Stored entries
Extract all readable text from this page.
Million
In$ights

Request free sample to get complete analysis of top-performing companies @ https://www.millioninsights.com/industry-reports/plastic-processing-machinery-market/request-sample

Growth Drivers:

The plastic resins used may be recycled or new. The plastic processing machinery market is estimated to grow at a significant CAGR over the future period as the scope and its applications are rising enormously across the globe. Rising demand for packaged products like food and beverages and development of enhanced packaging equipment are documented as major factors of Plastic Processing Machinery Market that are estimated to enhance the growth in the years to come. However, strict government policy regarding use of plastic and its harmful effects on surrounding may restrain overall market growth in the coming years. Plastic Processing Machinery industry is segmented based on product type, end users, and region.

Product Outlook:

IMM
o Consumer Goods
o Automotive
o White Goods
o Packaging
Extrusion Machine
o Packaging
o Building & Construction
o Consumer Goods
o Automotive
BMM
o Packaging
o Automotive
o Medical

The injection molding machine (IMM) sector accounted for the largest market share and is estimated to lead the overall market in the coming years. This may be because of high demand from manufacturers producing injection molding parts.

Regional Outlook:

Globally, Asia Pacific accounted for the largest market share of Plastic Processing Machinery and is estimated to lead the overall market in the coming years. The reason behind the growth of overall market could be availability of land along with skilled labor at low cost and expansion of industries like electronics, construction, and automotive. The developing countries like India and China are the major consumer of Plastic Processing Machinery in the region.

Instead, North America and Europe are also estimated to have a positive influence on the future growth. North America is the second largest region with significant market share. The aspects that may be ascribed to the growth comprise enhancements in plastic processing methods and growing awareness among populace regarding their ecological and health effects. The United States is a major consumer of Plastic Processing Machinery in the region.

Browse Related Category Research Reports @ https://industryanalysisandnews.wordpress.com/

AIM: Please reproduce the entire listing, exactly as shown.

EXERCISE RESPONSE:
Extract all readable text from this page.
Million
In$ights

Request free sample to get complete analysis of top-performing companies @ https://www.millioninsights.com/industry-reports/plastic-processing-machinery-market/request-sample

Growth Drivers:

The plastic resins used may be recycled or new. The plastic processing machinery market is estimated to grow at a significant CAGR over the future period as the scope and its applications are rising enormously across the globe. Rising demand for packaged products like food and beverages and development of enhanced packaging equipment are documented as major factors of Plastic Processing Machinery Market that are estimated to enhance the growth in the years to come. However, strict government policy regarding use of plastic and its harmful effects on surrounding may restrain overall market growth in the coming years. Plastic Processing Machinery industry is segmented based on product type, end users, and region.

Product Outlook:

IMM
o Consumer Goods
o Automotive
o White Goods
o Packaging
Extrusion Machine
o Packaging
o Building & Construction
o Consumer Goods
o Automotive
BMM
o Packaging
o Automotive
o Medical

The injection molding machine (IMM) sector accounted for the largest market share and is estimated to lead the overall market in the coming years. This may be because of high demand from manufacturers producing injection molding parts.

Regional Outlook:

Globally, Asia Pacific accounted for the largest market share of Plastic Processing Machinery and is estimated to lead the overall market in the coming years. The reason behind the growth of overall market could be availability of land along with skilled labor at low cost and expansion of industries like electronics, construction, and automotive. The developing countries like India and China are the major consumer of Plastic Processing Machinery in the region.

Instead, North America and Europe are also estimated to have a positive influence on the future growth. North America is the second largest region with significant market share. The aspects that may be ascribed to the growth comprise enhancements in plastic processing methods and growing awareness among populace regarding their ecological and health effects. The United States is a major consumer of Plastic Processing Machinery in the region.

Browse Related Category Research Reports @ https://industryanalysisandnews.wordpress.com/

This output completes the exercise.